DOCUMENT EXTRACT →
◆ ◆ ◆

NHR4CES Community Workshop:
Performance Engineering for Numerical Methods in Computational Fluid Dynamics
After last year’s Community Workshop provided Machine learning in Computational Fluid Dynamics this year’s topic was Performance Engineering for Numerical Methods in Computational Fluid Dynamics (CFD). The workshop was organized by CSG Parallelism and Performance together with SDL Energy Conversion and SDL Fluids. 97 people attended the workshop which took place online on June 13 and 14, 2024.
CFD simulations are a crucial yet costly driving force behind many scientific computing, research, and industrial design endeavors. As such, they are responsible for the consumption of a large portion of available computing time in High-Performance Computing (HPC) systems and a worthwhile target for performance optimizations and studies.

◆ ◆ ◆

STORED DATA →
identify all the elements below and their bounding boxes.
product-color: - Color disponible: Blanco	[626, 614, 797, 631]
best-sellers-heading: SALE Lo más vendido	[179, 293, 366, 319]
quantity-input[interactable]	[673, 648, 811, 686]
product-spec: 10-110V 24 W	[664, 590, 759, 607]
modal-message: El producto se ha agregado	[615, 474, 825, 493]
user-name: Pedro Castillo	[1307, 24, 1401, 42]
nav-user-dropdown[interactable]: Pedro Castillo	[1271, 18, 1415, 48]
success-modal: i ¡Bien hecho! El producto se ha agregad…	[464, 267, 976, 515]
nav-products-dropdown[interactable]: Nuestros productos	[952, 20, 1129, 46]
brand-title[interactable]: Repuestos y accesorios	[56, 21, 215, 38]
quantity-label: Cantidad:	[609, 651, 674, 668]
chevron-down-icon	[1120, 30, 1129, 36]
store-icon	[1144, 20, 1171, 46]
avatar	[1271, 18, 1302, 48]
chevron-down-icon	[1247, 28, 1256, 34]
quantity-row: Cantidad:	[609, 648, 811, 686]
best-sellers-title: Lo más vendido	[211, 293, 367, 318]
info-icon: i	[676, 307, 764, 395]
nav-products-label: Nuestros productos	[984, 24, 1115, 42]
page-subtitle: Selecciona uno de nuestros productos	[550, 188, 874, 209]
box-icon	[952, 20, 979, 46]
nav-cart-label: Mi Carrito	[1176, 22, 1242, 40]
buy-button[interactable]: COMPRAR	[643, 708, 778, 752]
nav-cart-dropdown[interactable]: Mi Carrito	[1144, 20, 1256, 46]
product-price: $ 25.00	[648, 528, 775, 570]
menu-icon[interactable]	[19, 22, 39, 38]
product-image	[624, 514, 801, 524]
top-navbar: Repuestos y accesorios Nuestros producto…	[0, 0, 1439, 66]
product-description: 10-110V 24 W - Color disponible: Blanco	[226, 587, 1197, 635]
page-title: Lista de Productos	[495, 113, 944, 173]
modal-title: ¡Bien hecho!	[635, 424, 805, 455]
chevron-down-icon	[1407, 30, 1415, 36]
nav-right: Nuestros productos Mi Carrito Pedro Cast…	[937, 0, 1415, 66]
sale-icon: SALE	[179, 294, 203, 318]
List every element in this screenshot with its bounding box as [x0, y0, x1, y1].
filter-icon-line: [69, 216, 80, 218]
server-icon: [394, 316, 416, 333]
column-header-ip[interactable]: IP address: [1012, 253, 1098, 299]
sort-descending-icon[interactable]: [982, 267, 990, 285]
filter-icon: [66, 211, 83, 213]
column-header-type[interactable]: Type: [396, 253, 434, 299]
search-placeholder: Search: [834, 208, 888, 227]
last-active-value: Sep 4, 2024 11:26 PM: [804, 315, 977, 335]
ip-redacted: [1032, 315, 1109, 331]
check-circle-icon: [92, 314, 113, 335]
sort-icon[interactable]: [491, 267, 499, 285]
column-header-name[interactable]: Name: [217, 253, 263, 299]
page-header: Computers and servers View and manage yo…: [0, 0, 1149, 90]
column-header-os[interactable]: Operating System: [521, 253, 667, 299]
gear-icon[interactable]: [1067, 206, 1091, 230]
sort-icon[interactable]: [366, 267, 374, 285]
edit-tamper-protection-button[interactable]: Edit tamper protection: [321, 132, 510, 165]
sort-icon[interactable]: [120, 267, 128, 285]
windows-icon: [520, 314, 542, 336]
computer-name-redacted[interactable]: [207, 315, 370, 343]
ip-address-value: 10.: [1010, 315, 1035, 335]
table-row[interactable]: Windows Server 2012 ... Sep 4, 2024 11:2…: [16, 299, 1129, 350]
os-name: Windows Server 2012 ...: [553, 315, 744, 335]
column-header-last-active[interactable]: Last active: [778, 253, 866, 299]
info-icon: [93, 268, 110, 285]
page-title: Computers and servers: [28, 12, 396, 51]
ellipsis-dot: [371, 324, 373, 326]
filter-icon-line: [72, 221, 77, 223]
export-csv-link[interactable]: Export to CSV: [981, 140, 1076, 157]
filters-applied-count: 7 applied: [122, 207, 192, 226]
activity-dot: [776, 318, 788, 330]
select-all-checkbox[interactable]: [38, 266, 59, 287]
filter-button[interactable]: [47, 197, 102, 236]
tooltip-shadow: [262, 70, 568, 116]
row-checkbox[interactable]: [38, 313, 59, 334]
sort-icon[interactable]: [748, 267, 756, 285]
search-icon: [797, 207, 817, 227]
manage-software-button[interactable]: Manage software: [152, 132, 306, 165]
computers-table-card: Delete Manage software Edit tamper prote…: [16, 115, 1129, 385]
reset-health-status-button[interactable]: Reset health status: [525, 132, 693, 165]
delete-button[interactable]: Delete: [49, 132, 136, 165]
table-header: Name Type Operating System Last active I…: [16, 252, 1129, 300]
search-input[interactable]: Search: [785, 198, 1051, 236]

◆ ◆ ◆

REQUEST 1 → Convert the records, from their very first line down to and including the line that contains "best-sellers-title: Lo más", into a JSON list of strings with one string per line and no blank lines.
REQUEST 2 → Extend the account of the NHR4CES workshop on performance engineering for CFD from where it stops.

TASK RESULT 1 →
[
  "identify all the elements below and their bounding boxes.",
  "product-color: - Color disponible: Blanco\t[626, 614, 797, 631]",
  "best-sellers-heading: SALE Lo más vendido\t[179, 293, 366, 319]",
  "quantity-input[interactable]\t[673, 648, 811, 686]",
  "product-spec: 10-110V 24 W\t[664, 590, 759, 607]",
  "modal-message: El producto se ha agregado\t[615, 474, 825, 493]",
  "user-name: Pedro Castillo\t[1307, 24, 1401, 42]",
  "nav-user-dropdown[interactable]: Pedro Castillo\t[1271, 18, 1415, 48]",
  "success-modal: i ¡Bien hecho! El producto se ha agregad…\t[464, 267, 976, 515]",
  "nav-products-dropdown[interactable]: Nuestros productos\t[952, 20, 1129, 46]",
  "brand-title[interactable]: Repuestos y accesorios\t[56, 21, 215, 38]",
  "quantity-label: Cantidad:\t[609, 651, 674, 668]",
  "chevron-down-icon\t[1120, 30, 1129, 36]",
  "store-icon\t[1144, 20, 1171, 46]",
  "avatar\t[1271, 18, 1302, 48]",
  "chevron-down-icon\t[1247, 28, 1256, 34]",
  "quantity-row: Cantidad:\t[609, 648, 811, 686]",
  "best-sellers-title: Lo más vendido\t[211, 293, 367, 318]"
]

TASK RESULT 2 →
Numerical experiments via CFD applications enable, for example, research towards low emissions in combustion engines or green fuels. Due to their relevance for and ever-changing requirements by research institutions and industry alike, they are constantly subjected to new developments and optimizations targeted toward the simulation of new or increasingly large problems with high accuracy. As a result of the complexity of the software, the amount of required computational resources, and the complexity of modern HPC systems used for the simulations, the importance and benefits of applying performance engineering techniques are evident.
This workshop was designed to highlight recent activities, developments, and new concepts for analyses and improvements centered around numerical methods used in CFD applications. Emphasis was placed on optimizations, applicable performance analyses and engineering techniques, and the presentation of new and innovative computational methods for specific problems.
The workshop’s aim was to connect research groups from different domains to increase the performance, efficiency, and capabilities of modern CFD applications by sparking discussions, potential collaborations, and an active exchange of ideas.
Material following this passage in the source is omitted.